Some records
** Begin **
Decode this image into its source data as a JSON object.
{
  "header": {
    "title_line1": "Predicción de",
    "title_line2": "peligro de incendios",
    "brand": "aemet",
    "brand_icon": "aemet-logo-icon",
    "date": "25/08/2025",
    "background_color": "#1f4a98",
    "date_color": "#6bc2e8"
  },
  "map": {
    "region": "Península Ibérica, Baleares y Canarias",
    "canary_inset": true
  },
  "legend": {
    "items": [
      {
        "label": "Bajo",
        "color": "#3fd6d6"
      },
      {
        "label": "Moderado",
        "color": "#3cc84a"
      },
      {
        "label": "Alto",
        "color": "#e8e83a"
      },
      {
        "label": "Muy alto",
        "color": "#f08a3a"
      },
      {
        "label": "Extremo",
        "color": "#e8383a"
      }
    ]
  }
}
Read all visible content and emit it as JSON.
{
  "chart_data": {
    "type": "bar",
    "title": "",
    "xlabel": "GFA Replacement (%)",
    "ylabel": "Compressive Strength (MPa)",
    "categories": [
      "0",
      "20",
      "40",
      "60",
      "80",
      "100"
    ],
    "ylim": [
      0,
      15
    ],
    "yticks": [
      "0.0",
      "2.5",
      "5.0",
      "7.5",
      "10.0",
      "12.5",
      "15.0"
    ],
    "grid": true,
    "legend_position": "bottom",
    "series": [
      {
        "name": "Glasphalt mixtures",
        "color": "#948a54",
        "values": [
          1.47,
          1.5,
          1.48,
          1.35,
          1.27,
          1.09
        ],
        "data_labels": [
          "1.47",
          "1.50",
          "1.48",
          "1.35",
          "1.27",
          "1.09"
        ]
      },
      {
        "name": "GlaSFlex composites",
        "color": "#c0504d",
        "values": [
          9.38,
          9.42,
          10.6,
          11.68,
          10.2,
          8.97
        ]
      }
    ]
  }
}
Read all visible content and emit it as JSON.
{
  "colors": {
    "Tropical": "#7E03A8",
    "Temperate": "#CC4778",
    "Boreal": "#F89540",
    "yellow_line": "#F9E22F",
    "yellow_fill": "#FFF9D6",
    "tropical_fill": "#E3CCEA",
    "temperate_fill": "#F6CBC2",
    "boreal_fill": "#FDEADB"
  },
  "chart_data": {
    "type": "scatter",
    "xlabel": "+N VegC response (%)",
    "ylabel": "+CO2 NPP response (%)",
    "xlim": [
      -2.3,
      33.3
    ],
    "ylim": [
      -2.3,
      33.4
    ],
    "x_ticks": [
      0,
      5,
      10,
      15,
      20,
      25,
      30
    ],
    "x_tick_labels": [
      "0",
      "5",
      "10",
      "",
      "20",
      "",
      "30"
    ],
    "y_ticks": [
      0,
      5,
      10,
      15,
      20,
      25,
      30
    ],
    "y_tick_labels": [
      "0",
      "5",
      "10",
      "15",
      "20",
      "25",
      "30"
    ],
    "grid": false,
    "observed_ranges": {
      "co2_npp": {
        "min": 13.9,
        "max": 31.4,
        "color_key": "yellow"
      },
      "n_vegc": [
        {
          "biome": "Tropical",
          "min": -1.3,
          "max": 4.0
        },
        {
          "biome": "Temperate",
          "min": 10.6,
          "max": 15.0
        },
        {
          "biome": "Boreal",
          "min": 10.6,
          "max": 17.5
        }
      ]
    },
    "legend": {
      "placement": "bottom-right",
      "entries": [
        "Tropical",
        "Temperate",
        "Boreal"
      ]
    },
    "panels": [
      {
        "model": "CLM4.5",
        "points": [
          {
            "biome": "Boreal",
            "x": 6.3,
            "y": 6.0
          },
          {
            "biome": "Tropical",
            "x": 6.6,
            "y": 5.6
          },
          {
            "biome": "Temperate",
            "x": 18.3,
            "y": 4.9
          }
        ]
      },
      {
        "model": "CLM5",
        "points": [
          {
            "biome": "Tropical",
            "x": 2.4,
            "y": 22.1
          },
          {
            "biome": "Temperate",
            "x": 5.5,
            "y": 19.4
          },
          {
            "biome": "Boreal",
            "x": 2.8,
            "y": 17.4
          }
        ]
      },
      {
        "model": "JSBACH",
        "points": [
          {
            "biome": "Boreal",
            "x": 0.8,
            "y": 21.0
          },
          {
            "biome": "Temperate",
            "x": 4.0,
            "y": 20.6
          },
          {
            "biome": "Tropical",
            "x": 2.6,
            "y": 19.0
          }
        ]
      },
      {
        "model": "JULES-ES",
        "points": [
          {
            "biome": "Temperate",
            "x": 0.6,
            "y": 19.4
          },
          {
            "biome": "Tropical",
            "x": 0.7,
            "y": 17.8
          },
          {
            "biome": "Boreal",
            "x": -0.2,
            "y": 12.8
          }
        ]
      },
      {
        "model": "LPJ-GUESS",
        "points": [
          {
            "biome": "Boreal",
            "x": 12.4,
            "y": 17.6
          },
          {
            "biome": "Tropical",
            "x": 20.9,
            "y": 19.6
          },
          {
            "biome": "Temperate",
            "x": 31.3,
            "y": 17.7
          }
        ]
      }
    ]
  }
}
** End **
__Work to be completed__.
From the listing above, extract all records word for word.

__Correct result__.
Decode this image into its source data as a JSON object.
{
  "header": {
    "title_line1": "Predicción de",
    "title_line2": "peligro de incendios",
    "brand": "aemet",
    "brand_icon": "aemet-logo-icon",
    "date": "25/08/2025",
    "background_color": "#1f4a98",
    "date_color": "#6bc2e8"
  },
  "map": {
    "region": "Península Ibérica, Baleares y Canarias",
    "canary_inset": true
  },
  "legend": {
    "items": [
      {
        "label": "Bajo",
        "color": "#3fd6d6"
      },
      {
        "label": "Moderado",
        "color": "#3cc84a"
      },
      {
        "label": "Alto",
        "color": "#e8e83a"
      },
      {
        "label": "Muy alto",
        "color": "#f08a3a"
      },
      {
        "label": "Extremo",
        "color": "#e8383a"
      }
    ]
  }
}
Read all visible content and emit it as JSON.
{
  "chart_data": {
    "type": "bar",
    "title": "",
    "xlabel": "GFA Replacement (%)",
    "ylabel": "Compressive Strength (MPa)",
    "categories": [
      "0",
      "20",
      "40",
      "60",
      "80",
      "100"
    ],
    "ylim": [
      0,
      15
    ],
    "yticks": [
      "0.0",
      "2.5",
      "5.0",
      "7.5",
      "10.0",
      "12.5",
      "15.0"
    ],
    "grid": true,
    "legend_position": "bottom",
    "series": [
      {
        "name": "Glasphalt mixtures",
        "color": "#948a54",
        "values": [
          1.47,
          1.5,
          1.48,
          1.35,
          1.27,
          1.09
        ],
        "data_labels": [
          "1.47",
          "1.50",
          "1.48",
          "1.35",
          "1.27",
          "1.09"
        ]
      },
      {
        "name": "GlaSFlex composites",
        "color": "#c0504d",
        "values": [
          9.38,
          9.42,
          10.6,
          11.68,
          10.2,
          8.97
        ]
      }
    ]
  }
}
Read all visible content and emit it as JSON.
{
  "colors": {
    "Tropical": "#7E03A8",
    "Temperate": "#CC4778",
    "Boreal": "#F89540",
    "yellow_line": "#F9E22F",
    "yellow_fill": "#FFF9D6",
    "tropical_fill": "#E3CCEA",
    "temperate_fill": "#F6CBC2",
    "boreal_fill": "#FDEADB"
  },
  "chart_data": {
    "type": "scatter",
    "xlabel": "+N VegC response (%)",
    "ylabel": "+CO2 NPP response (%)",
    "xlim": [
      -2.3,
      33.3
    ],
    "ylim": [
      -2.3,
      33.4
    ],
    "x_ticks": [
      0,
      5,
      10,
      15,
      20,
      25,
      30
    ],
    "x_tick_labels": [
      "0",
      "5",
      "10",
      "",
      "20",
      "",
      "30"
    ],
    "y_ticks": [
      0,
      5,
      10,
      15,
      20,
      25,
      30
    ],
    "y_tick_labels": [
      "0",
      "5",
      "10",
      "15",
      "20",
      "25",
      "30"
    ],
    "grid": false,
    "observed_ranges": {
      "co2_npp": {
        "min": 13.9,
        "max": 31.4,
        "color_key": "yellow"
      },
      "n_vegc": [
        {
          "biome": "Tropical",
          "min": -1.3,
          "max": 4.0
        },
        {
          "biome": "Temperate",
          "min": 10.6,
          "max": 15.0
        },
        {
          "biome": "Boreal",
          "min": 10.6,
          "max": 17.5
        }
      ]
    },
    "legend": {
      "placement": "bottom-right",
      "entries": [
        "Tropical",
        "Temperate",
        "Boreal"
      ]
    },
    "panels": [
      {
        "model": "CLM4.5",
        "points": [
          {
            "biome": "Boreal",
            "x": 6.3,
            "y": 6.0
          },
          {
            "biome": "Tropical",
            "x": 6.6,
            "y": 5.6
          },
          {
            "biome": "Temperate",
            "x": 18.3,
            "y": 4.9
          }
        ]
      },
      {
        "model": "CLM5",
        "points": [
          {
            "biome": "Tropical",
            "x": 2.4,
            "y": 22.1
          },
          {
            "biome": "Temperate",
            "x": 5.5,
            "y": 19.4
          },
          {
            "biome": "Boreal",
            "x": 2.8,
            "y": 17.4
          }
        ]
      },
      {
        "model": "JSBACH",
        "points": [
          {
            "biome": "Boreal",
            "x": 0.8,
            "y": 21.0
          },
          {
            "biome": "Temperate",
            "x": 4.0,
            "y": 20.6
          },
          {
            "biome": "Tropical",
            "x": 2.6,
            "y": 19.0
          }
        ]
      },
      {
        "model": "JULES-ES",
        "points": [
          {
            "biome": "Temperate",
            "x": 0.6,
            "y": 19.4
          },
          {
            "biome": "Tropical",
            "x": 0.7,
            "y": 17.8
          },
          {
            "biome": "Boreal",
            "x": -0.2,
            "y": 12.8
          }
        ]
      },
      {
        "model": "LPJ-GUESS",
        "points": [
          {
            "biome": "Boreal",
            "x": 12.4,
            "y": 17.6
          },
          {
            "biome": "Tropical",
            "x": 20.9,
            "y": 19.6
          },
          {
            "biome": "Temperate",
            "x": 31.3,
            "y": 17.7
          }
        ]
      }
    ]
  }
}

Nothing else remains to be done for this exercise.